Data supplied:
==================================================
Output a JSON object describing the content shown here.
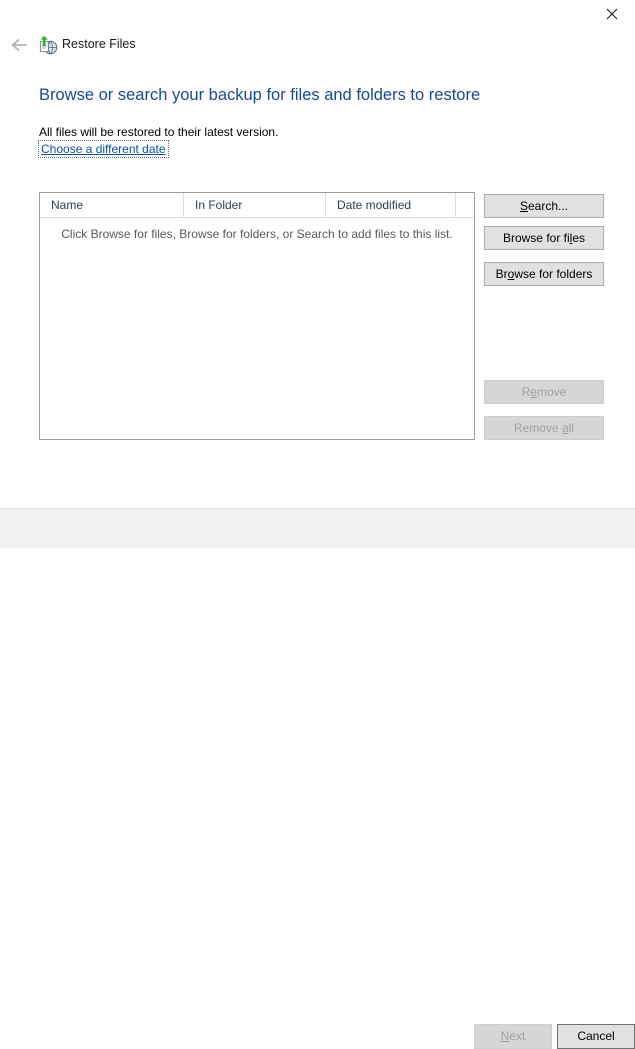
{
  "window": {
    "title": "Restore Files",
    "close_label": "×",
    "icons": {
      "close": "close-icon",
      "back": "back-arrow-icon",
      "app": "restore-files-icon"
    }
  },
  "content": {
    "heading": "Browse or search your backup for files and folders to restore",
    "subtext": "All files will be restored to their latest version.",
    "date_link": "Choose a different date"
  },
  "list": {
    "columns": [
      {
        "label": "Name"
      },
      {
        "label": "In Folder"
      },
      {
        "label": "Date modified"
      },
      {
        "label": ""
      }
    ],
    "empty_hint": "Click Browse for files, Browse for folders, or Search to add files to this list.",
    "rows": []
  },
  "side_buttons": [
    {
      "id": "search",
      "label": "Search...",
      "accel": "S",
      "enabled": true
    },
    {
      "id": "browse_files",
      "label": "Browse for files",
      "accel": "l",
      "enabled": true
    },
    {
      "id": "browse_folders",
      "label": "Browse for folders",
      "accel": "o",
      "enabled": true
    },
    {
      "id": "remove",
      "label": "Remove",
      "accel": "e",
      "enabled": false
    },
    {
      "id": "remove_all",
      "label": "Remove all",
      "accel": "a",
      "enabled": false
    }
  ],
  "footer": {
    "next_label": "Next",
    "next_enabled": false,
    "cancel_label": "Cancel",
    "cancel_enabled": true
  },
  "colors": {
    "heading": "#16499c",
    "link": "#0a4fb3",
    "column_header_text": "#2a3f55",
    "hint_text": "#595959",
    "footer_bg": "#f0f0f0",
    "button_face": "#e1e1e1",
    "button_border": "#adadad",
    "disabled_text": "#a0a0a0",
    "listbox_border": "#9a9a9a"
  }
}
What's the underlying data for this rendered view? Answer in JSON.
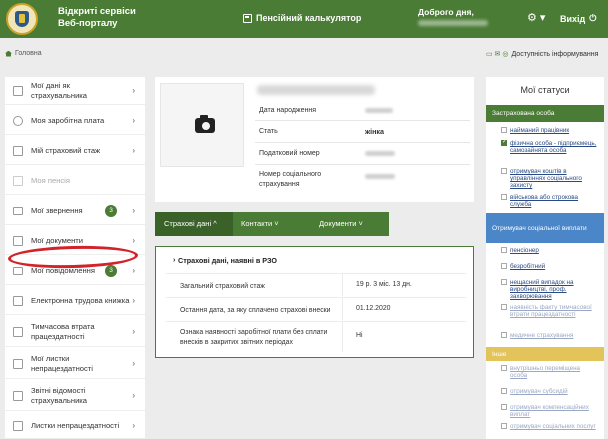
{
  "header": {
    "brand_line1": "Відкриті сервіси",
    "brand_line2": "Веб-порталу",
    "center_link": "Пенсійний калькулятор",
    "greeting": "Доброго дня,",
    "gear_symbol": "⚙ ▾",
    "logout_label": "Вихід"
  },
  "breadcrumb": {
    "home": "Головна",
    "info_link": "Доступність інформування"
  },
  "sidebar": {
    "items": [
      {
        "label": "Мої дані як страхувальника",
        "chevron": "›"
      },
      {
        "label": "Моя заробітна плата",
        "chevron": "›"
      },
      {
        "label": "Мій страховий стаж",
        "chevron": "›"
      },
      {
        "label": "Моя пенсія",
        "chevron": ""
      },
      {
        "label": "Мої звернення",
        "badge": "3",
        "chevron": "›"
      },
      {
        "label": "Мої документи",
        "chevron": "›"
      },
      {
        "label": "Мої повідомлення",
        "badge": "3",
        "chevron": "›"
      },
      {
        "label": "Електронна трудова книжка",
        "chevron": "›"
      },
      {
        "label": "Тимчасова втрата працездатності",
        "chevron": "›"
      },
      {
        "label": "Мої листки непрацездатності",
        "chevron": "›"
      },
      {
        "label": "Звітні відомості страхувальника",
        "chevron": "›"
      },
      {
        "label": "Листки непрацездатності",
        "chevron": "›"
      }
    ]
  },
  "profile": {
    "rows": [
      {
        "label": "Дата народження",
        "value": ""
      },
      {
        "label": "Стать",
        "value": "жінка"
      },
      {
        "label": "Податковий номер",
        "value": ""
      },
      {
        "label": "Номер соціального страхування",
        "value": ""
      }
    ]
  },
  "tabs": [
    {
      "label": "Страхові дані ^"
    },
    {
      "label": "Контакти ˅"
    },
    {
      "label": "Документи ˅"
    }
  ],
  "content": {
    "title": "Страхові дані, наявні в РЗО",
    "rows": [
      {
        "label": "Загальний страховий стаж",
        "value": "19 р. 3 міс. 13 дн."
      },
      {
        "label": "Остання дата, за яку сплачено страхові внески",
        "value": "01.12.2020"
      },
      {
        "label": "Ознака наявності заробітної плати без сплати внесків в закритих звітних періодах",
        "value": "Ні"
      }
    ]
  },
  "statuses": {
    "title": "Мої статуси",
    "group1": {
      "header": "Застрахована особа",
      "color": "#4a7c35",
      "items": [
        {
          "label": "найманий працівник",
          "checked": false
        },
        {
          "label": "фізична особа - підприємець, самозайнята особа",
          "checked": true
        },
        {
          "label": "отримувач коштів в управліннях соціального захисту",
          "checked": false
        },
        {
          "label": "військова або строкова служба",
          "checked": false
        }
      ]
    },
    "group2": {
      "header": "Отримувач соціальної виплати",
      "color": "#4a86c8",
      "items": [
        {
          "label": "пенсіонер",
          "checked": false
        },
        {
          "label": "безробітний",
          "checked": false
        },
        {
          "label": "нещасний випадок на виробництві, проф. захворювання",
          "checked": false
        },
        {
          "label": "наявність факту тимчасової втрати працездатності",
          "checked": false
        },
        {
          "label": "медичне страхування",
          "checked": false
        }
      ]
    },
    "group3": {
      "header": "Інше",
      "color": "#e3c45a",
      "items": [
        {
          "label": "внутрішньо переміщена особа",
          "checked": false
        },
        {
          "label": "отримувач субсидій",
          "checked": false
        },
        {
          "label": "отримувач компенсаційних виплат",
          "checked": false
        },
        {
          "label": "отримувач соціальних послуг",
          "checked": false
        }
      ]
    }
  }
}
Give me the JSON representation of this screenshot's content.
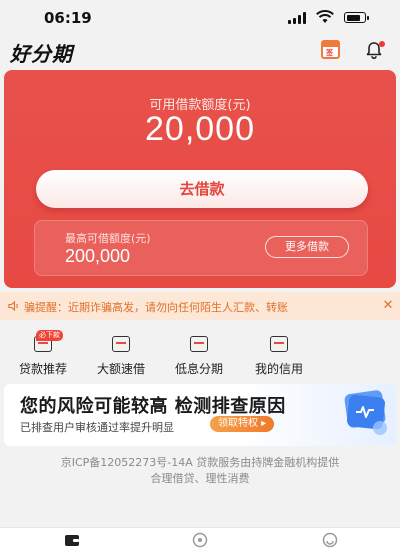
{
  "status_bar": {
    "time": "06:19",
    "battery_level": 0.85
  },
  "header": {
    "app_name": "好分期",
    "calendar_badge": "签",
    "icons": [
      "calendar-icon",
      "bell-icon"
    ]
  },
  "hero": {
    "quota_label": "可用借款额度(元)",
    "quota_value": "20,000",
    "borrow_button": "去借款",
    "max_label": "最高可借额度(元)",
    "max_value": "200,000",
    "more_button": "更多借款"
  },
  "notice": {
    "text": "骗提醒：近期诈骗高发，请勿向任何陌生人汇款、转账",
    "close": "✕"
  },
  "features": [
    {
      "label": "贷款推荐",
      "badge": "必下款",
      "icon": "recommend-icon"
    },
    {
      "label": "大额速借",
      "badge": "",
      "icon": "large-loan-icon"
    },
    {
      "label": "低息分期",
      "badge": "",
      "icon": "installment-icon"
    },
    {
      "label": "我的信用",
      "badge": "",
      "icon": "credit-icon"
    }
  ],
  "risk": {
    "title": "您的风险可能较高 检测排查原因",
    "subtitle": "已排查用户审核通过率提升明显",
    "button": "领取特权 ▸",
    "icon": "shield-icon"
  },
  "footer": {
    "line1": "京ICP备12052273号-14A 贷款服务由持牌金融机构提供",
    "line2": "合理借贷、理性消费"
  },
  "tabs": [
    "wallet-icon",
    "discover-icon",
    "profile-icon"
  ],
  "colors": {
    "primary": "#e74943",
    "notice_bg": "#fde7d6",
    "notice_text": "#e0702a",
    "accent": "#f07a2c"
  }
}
==================================================
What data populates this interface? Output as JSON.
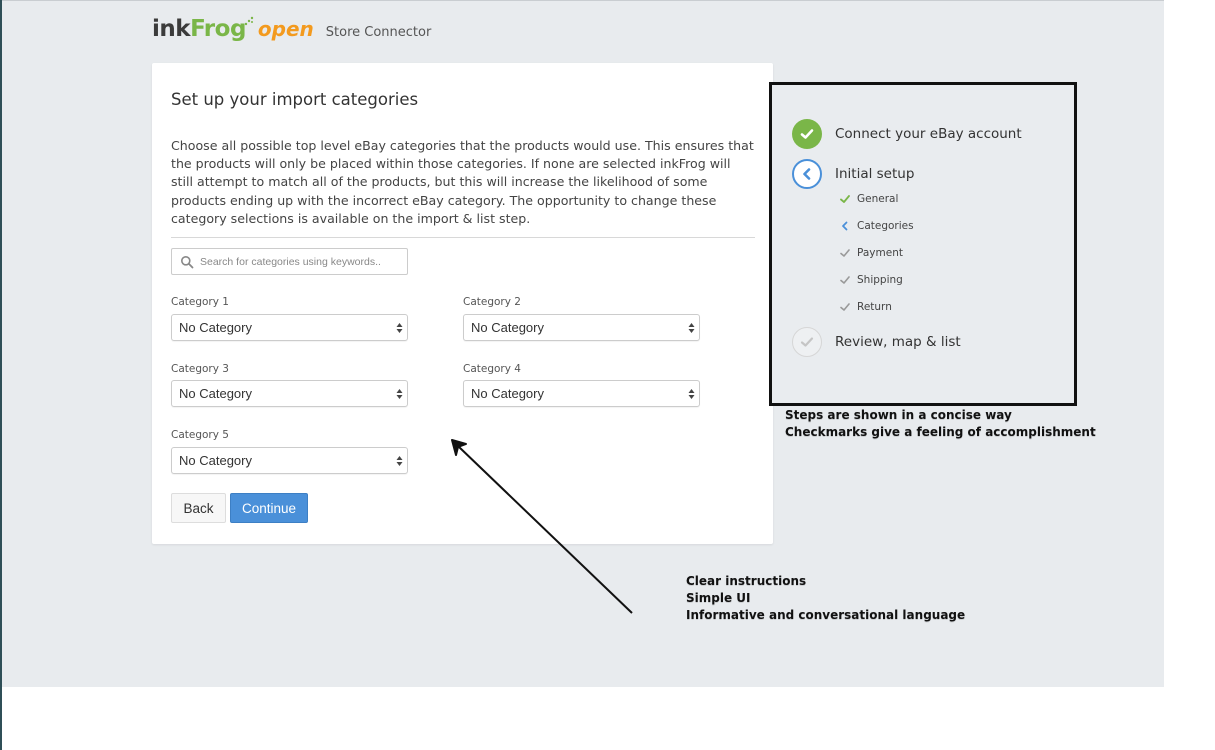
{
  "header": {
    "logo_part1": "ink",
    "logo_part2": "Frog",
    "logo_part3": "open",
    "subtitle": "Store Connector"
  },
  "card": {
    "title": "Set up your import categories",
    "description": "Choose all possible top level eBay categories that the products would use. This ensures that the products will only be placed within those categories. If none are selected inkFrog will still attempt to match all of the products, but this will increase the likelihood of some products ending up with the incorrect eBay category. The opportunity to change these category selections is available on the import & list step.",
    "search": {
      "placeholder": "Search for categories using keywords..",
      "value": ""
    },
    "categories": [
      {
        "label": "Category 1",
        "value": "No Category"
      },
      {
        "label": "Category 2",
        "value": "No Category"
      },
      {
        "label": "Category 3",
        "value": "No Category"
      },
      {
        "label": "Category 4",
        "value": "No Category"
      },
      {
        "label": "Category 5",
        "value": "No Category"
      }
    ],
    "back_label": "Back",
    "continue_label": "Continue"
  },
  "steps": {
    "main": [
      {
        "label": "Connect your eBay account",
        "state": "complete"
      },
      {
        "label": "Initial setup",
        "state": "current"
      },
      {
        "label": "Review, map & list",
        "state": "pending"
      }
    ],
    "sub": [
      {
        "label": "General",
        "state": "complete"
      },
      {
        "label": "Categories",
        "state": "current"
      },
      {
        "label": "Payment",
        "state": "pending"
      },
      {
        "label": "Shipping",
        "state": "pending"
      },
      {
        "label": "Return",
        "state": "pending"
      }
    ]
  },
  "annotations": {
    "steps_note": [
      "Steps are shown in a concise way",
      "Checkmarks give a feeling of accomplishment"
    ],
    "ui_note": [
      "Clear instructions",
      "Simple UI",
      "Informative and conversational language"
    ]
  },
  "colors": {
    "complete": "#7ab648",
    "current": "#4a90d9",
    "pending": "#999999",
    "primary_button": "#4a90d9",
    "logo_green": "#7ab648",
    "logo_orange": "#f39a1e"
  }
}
==================================================
What the task asks:
From the records above, pull out every line containing the word "особа".

Response:
      "header": "Застрахована особа",
          "label": "фізична особа - підприємець, самозайнята особа",
          "label": "внутрішньо переміщена особа",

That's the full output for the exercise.